GIVEN INSTRUCTION => Work out the number of lines in the listing that include the string "this". Reply with that number alone.

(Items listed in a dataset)
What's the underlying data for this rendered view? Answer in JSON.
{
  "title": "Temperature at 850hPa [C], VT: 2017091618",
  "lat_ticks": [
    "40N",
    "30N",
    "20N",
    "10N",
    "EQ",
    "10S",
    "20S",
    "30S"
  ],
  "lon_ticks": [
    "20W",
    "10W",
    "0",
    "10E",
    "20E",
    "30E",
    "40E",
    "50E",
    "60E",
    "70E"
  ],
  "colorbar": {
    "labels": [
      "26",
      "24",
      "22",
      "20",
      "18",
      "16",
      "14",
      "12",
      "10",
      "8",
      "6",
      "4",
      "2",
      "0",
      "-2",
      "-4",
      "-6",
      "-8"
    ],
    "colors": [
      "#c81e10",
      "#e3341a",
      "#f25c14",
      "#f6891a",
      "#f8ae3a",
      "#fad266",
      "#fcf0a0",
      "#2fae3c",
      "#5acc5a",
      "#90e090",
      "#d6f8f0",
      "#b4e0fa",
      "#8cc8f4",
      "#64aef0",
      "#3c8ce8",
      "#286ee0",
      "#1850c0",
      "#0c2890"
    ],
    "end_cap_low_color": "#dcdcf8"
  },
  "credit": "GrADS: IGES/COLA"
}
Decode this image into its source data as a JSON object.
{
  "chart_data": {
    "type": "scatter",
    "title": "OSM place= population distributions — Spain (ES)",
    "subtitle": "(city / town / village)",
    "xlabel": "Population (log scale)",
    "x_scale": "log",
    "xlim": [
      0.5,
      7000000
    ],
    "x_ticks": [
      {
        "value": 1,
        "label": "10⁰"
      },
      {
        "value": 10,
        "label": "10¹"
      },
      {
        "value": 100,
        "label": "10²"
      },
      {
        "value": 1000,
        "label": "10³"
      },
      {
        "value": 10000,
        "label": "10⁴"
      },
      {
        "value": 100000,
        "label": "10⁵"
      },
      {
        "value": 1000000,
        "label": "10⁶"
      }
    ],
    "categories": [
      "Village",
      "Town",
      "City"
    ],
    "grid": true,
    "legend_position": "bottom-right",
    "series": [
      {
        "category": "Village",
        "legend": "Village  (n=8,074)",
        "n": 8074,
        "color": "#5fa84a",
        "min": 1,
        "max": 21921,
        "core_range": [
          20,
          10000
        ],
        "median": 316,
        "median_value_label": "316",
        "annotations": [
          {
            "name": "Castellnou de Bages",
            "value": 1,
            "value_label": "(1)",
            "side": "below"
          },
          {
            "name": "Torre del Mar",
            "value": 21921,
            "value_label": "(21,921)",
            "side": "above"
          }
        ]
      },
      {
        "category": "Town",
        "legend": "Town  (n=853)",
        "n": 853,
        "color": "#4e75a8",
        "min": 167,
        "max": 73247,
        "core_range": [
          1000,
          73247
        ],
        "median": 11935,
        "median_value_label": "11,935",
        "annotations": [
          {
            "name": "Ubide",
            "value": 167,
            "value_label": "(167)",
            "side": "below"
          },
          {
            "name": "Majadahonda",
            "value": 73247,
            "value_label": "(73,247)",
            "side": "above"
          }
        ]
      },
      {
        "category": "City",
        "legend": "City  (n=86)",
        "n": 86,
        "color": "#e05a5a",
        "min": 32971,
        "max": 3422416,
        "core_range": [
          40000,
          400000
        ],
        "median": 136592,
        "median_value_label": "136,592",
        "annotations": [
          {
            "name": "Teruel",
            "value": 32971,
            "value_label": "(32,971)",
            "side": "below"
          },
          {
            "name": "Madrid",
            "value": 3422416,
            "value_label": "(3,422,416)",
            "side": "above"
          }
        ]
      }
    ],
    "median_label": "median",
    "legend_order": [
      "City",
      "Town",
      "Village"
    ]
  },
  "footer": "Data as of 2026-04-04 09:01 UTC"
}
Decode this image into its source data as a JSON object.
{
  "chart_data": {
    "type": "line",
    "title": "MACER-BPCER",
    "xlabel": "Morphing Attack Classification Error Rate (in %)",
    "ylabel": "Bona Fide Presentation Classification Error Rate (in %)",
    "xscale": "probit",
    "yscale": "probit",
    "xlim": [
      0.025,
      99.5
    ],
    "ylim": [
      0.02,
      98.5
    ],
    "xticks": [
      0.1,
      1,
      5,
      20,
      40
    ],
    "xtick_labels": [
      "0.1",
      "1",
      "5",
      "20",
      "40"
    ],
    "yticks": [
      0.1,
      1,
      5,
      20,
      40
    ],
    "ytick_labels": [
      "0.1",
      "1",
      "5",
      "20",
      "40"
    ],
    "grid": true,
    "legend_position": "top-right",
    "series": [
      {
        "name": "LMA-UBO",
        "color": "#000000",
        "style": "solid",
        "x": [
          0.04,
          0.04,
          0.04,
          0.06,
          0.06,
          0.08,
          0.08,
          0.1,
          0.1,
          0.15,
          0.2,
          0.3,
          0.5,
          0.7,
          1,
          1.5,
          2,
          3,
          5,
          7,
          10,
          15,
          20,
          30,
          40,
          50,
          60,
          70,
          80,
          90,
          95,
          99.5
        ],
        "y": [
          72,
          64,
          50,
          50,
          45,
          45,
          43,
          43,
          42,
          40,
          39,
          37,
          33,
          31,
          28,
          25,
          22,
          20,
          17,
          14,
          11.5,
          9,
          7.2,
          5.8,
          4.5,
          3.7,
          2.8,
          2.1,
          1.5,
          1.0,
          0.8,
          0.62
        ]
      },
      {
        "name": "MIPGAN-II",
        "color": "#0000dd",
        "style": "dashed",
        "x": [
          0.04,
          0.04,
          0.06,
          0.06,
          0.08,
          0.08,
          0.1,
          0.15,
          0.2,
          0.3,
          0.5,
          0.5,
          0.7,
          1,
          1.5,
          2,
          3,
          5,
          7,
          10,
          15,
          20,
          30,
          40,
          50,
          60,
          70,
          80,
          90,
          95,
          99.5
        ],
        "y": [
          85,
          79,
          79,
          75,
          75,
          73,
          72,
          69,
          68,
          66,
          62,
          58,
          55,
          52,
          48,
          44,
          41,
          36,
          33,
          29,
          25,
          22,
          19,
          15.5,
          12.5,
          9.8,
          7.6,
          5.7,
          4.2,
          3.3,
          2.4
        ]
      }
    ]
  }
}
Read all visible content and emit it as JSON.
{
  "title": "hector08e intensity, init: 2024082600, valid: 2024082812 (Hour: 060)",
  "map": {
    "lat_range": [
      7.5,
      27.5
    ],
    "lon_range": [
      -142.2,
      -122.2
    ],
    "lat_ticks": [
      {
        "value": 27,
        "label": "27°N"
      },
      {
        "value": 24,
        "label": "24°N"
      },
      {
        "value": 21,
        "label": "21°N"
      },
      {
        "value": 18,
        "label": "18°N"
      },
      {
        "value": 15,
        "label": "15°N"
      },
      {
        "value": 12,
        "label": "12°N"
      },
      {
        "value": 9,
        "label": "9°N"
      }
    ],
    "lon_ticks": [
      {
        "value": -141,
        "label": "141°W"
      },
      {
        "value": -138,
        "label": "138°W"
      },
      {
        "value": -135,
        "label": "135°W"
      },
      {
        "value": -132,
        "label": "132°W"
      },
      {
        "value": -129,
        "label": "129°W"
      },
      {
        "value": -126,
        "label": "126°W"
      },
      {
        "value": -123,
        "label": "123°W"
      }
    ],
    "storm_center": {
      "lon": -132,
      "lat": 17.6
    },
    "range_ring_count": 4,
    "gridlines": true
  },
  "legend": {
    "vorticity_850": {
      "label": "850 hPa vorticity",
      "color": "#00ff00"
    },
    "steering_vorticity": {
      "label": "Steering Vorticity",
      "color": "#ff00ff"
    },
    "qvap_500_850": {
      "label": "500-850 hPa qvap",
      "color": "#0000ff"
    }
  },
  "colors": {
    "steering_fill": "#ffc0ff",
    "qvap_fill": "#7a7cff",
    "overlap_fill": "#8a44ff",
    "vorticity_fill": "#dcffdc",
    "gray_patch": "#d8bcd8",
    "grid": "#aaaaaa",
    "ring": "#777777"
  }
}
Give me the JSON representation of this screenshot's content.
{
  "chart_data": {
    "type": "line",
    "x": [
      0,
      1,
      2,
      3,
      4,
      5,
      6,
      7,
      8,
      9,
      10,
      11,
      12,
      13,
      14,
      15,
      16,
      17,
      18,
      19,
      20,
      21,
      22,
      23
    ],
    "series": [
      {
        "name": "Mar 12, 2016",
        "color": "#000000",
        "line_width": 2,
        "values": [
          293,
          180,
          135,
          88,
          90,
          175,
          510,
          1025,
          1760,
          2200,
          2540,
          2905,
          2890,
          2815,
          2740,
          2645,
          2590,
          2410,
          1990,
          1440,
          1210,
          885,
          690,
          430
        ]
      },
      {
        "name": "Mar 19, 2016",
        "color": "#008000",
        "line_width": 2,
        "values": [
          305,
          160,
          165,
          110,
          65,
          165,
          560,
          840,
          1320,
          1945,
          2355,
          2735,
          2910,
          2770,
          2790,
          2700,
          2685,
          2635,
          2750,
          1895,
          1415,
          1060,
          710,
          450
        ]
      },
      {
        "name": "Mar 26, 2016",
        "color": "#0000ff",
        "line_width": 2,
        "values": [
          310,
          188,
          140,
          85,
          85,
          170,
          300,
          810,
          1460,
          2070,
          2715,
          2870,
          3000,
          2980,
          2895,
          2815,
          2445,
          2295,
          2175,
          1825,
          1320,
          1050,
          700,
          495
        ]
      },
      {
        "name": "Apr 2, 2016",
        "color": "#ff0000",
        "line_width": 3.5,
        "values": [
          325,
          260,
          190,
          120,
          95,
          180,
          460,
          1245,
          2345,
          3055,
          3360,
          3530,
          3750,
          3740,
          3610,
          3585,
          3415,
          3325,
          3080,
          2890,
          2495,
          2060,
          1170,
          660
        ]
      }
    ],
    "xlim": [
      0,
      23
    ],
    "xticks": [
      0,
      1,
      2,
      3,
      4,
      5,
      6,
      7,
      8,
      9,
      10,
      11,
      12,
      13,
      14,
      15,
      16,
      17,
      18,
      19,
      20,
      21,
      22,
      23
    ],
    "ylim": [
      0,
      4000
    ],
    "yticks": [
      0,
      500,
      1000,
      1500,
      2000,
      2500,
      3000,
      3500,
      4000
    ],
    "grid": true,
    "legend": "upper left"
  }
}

EXERCISE ANSWER => 4